Exercise: Work through the records below and tally every line containing "JSON". Reply with the total alone.

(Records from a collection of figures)
_ _ _ _
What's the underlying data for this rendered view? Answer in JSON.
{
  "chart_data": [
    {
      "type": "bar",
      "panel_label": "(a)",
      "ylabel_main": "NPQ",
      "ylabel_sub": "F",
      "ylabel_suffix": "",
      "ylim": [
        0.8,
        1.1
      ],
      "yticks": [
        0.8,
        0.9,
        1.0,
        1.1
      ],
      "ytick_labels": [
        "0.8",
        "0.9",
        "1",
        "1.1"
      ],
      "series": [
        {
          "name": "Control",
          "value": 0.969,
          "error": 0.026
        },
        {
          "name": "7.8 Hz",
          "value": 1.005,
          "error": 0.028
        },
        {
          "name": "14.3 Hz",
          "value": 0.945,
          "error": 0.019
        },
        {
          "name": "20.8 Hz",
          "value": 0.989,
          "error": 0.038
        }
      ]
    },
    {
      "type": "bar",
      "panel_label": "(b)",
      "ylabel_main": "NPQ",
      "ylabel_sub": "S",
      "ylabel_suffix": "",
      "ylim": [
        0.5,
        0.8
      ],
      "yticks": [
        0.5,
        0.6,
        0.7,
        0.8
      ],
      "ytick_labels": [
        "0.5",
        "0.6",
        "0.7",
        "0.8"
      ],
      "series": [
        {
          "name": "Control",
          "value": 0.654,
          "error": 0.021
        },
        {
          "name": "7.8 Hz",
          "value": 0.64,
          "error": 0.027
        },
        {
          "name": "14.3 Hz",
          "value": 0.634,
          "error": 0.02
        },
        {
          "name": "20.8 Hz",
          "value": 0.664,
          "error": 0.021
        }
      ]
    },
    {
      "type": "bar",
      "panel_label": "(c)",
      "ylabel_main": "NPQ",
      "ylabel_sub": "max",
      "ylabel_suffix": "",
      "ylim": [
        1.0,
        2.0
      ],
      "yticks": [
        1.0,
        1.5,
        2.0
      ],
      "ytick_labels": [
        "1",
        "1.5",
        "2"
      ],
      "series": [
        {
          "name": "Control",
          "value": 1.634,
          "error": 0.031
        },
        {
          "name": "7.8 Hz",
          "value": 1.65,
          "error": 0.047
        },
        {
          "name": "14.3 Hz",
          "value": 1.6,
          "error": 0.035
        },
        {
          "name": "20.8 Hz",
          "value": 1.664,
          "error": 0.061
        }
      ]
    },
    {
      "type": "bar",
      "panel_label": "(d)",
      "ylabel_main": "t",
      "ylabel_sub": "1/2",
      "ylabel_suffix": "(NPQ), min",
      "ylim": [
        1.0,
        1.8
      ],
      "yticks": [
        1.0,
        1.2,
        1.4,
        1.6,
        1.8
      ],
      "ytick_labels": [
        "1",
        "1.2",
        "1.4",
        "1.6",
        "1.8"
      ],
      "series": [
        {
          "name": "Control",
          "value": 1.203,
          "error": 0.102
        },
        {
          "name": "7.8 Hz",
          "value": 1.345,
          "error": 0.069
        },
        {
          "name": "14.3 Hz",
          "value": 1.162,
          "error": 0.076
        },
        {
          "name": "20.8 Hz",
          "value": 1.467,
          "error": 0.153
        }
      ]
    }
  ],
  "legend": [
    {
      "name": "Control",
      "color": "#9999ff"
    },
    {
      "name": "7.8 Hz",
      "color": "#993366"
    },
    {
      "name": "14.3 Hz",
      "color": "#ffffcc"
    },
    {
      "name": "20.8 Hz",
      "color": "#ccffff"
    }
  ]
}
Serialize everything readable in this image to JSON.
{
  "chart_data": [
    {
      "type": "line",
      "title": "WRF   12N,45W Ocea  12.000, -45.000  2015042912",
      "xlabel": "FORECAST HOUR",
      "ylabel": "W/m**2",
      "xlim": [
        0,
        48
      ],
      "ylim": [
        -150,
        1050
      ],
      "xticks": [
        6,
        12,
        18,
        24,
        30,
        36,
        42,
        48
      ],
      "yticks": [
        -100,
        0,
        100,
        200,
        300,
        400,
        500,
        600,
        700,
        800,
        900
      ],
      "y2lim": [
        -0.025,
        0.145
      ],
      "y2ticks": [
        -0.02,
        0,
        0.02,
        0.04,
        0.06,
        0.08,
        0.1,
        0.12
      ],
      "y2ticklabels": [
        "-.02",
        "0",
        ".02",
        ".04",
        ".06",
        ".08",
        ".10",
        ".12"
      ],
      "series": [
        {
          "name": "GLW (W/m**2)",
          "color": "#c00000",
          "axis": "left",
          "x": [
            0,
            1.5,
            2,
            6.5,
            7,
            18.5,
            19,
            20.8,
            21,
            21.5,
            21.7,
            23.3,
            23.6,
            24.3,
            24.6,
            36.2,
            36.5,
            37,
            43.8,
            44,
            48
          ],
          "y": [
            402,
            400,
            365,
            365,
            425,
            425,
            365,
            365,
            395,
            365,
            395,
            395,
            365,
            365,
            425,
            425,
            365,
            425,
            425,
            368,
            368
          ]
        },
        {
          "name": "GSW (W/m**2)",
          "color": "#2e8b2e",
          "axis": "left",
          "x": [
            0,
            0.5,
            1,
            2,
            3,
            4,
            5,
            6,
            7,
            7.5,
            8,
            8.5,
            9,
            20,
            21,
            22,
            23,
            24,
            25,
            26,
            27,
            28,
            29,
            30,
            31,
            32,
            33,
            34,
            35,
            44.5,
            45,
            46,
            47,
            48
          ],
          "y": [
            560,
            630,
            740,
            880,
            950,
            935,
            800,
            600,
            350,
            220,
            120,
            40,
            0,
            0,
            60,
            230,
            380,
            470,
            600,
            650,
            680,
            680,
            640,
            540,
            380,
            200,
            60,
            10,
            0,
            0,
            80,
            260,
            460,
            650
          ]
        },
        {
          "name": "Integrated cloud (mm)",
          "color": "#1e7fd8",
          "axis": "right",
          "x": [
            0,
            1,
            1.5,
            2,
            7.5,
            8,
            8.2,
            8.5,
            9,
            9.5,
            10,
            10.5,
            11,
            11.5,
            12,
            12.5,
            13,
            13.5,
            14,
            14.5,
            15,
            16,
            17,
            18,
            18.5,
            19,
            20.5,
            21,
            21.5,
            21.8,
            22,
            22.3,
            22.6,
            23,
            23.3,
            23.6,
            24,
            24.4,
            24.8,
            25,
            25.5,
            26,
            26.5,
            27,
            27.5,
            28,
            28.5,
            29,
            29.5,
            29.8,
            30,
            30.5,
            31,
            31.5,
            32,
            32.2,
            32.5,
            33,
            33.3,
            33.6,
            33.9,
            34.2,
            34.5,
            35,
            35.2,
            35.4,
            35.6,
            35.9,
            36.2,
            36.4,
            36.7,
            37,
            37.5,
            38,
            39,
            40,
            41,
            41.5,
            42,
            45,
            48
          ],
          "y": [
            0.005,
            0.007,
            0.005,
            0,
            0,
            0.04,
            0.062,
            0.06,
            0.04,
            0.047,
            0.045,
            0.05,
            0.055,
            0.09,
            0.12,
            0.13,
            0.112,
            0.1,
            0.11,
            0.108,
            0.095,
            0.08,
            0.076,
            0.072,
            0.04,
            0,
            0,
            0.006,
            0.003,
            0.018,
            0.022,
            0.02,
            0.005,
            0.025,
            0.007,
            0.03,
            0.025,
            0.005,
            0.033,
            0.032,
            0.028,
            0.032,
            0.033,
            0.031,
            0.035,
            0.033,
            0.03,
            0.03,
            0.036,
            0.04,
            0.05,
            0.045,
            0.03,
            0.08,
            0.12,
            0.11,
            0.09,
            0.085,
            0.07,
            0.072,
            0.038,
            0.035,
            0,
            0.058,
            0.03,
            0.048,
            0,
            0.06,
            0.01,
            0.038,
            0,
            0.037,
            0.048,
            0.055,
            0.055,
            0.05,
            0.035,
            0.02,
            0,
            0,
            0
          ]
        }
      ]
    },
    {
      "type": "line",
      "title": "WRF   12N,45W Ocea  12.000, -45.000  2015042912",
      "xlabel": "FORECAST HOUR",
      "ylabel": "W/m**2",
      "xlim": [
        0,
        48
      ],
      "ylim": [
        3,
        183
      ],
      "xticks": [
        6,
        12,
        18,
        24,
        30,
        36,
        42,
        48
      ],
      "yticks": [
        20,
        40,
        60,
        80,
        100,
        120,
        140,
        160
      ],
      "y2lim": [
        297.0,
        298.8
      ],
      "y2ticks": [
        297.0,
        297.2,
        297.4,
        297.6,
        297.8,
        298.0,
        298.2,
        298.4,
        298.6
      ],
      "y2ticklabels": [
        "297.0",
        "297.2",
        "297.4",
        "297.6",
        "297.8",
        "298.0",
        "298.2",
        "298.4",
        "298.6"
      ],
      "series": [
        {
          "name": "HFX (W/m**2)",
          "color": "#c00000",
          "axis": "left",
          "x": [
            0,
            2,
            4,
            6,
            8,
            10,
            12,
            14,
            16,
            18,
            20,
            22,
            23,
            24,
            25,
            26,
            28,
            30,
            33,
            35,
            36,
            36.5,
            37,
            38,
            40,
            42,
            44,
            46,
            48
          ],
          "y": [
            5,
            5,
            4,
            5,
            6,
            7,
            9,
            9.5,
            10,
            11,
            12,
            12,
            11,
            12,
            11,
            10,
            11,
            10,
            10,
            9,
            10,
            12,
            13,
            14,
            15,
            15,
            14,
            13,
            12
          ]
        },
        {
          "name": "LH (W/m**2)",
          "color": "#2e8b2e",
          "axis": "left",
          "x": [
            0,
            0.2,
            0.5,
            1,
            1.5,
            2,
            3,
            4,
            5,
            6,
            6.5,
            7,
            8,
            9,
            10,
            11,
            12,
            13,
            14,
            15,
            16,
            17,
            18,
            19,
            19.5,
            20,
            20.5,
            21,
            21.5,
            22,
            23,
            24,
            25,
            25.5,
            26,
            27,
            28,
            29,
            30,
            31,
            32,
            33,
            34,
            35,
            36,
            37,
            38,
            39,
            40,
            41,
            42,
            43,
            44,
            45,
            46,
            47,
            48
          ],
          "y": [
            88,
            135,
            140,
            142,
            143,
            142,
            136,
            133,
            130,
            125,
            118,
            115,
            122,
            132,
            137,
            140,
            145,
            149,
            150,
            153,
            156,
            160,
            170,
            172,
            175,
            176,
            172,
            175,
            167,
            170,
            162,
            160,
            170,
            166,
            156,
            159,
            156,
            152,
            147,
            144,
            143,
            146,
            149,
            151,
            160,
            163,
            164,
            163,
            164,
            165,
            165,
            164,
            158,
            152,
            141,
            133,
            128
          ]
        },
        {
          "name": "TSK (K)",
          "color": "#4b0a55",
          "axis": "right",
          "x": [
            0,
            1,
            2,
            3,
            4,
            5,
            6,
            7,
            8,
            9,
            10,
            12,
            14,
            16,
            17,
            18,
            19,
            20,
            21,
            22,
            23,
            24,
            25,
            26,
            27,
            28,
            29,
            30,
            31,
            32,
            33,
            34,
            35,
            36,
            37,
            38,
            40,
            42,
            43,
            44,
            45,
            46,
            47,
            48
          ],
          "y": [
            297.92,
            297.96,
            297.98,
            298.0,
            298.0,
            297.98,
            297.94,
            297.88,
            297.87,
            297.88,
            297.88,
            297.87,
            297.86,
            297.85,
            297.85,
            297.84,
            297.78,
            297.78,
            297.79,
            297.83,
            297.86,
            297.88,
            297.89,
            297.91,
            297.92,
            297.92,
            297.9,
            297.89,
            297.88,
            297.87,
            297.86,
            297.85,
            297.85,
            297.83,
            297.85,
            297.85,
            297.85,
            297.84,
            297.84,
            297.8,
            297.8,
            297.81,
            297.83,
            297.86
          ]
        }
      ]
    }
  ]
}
_ _ _ _
Solution: 2